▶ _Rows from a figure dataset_

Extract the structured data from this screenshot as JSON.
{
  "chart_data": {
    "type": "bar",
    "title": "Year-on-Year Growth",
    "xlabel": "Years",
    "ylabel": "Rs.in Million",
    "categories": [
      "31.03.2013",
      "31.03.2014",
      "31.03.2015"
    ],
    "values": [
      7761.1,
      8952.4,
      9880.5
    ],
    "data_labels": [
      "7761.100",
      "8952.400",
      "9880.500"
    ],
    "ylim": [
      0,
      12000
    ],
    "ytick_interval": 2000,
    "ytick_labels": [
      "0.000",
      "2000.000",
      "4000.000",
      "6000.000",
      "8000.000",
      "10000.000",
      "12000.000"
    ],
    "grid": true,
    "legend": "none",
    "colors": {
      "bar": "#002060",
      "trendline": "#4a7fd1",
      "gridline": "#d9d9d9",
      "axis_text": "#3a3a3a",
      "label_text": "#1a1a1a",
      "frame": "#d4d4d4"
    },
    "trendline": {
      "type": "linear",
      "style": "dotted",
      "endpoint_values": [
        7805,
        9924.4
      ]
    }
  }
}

▶ _WHAT YOU NEED TO DO_
Provide an exact reproduction of all the entries shown above.

▶ _RESPONSE TO THE EXERCISE_
Extract the structured data from this screenshot as JSON.
{
  "chart_data": {
    "type": "bar",
    "title": "Year-on-Year Growth",
    "xlabel": "Years",
    "ylabel": "Rs.in Million",
    "categories": [
      "31.03.2013",
      "31.03.2014",
      "31.03.2015"
    ],
    "values": [
      7761.1,
      8952.4,
      9880.5
    ],
    "data_labels": [
      "7761.100",
      "8952.400",
      "9880.500"
    ],
    "ylim": [
      0,
      12000
    ],
    "ytick_interval": 2000,
    "ytick_labels": [
      "0.000",
      "2000.000",
      "4000.000",
      "6000.000",
      "8000.000",
      "10000.000",
      "12000.000"
    ],
    "grid": true,
    "legend": "none",
    "colors": {
      "bar": "#002060",
      "trendline": "#4a7fd1",
      "gridline": "#d9d9d9",
      "axis_text": "#3a3a3a",
      "label_text": "#1a1a1a",
      "frame": "#d4d4d4"
    },
    "trendline": {
      "type": "linear",
      "style": "dotted",
      "endpoint_values": [
        7805,
        9924.4
      ]
    }
  }
}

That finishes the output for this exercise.